- EXERCISE GOAL -
Give back the full listing, character for character, with no pictures.
┌──
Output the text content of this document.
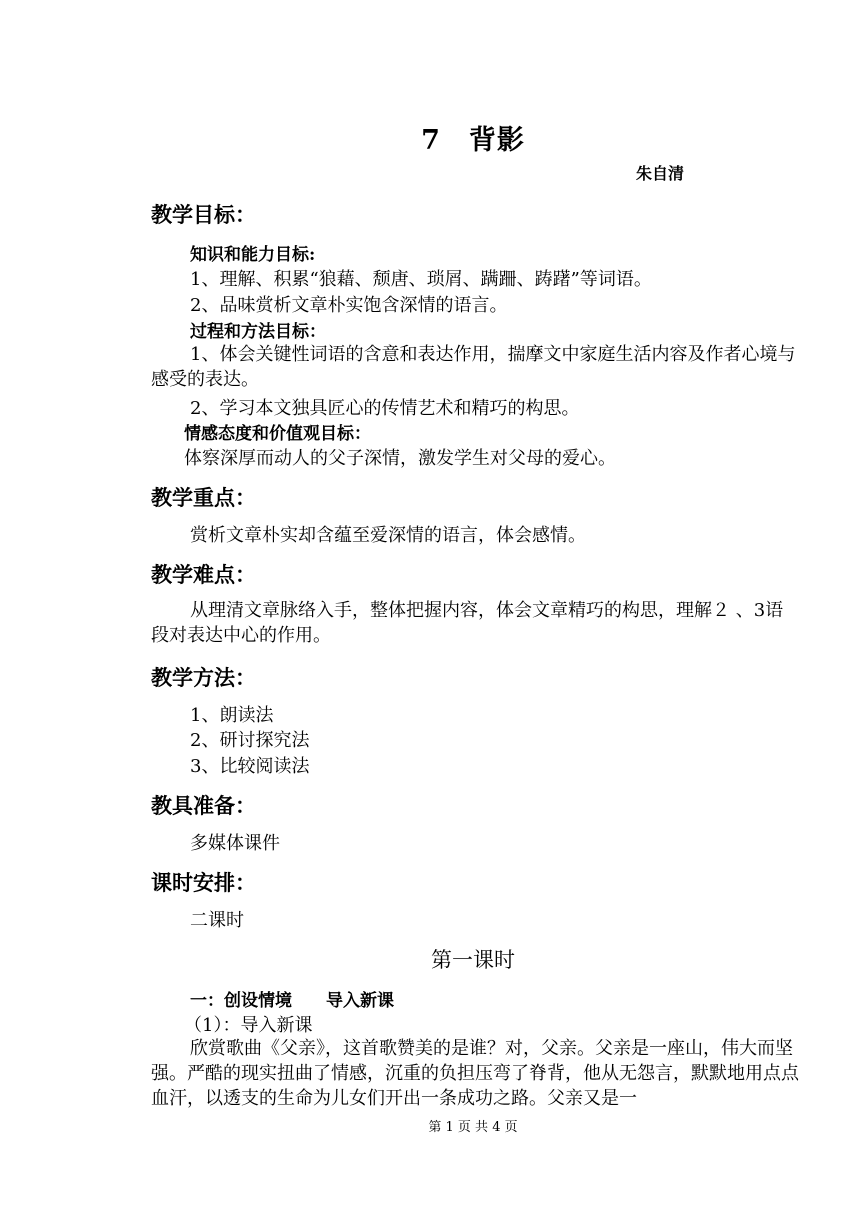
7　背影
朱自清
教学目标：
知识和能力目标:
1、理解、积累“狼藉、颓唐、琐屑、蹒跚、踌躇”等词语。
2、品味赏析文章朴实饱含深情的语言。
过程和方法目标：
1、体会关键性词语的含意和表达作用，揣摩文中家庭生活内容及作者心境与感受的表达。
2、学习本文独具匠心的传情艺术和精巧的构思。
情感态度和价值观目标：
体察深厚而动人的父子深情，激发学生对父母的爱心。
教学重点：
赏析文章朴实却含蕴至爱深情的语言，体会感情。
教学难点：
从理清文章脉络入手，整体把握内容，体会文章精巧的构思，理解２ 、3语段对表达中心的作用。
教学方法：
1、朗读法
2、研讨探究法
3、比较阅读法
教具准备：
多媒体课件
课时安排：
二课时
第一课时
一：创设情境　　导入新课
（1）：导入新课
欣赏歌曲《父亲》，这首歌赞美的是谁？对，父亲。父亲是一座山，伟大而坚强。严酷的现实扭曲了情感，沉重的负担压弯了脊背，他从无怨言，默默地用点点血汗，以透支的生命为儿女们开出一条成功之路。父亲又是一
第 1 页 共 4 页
└──
- OUTPUT FOR THIS EXERCISE -
Output the text content of this document.
7　背影
朱自清
教学目标：
知识和能力目标:
1、理解、积累“狼藉、颓唐、琐屑、蹒跚、踌躇”等词语。
2、品味赏析文章朴实饱含深情的语言。
过程和方法目标：
1、体会关键性词语的含意和表达作用，揣摩文中家庭生活内容及作者心境与感受的表达。
2、学习本文独具匠心的传情艺术和精巧的构思。
情感态度和价值观目标：
体察深厚而动人的父子深情，激发学生对父母的爱心。
教学重点：
赏析文章朴实却含蕴至爱深情的语言，体会感情。
教学难点：
从理清文章脉络入手，整体把握内容，体会文章精巧的构思，理解２ 、3语段对表达中心的作用。
教学方法：
1、朗读法
2、研讨探究法
3、比较阅读法
教具准备：
多媒体课件
课时安排：
二课时
第一课时
一：创设情境　　导入新课
（1）：导入新课
欣赏歌曲《父亲》，这首歌赞美的是谁？对，父亲。父亲是一座山，伟大而坚强。严酷的现实扭曲了情感，沉重的负担压弯了脊背，他从无怨言，默默地用点点血汗，以透支的生命为儿女们开出一条成功之路。父亲又是一
第 1 页 共 4 页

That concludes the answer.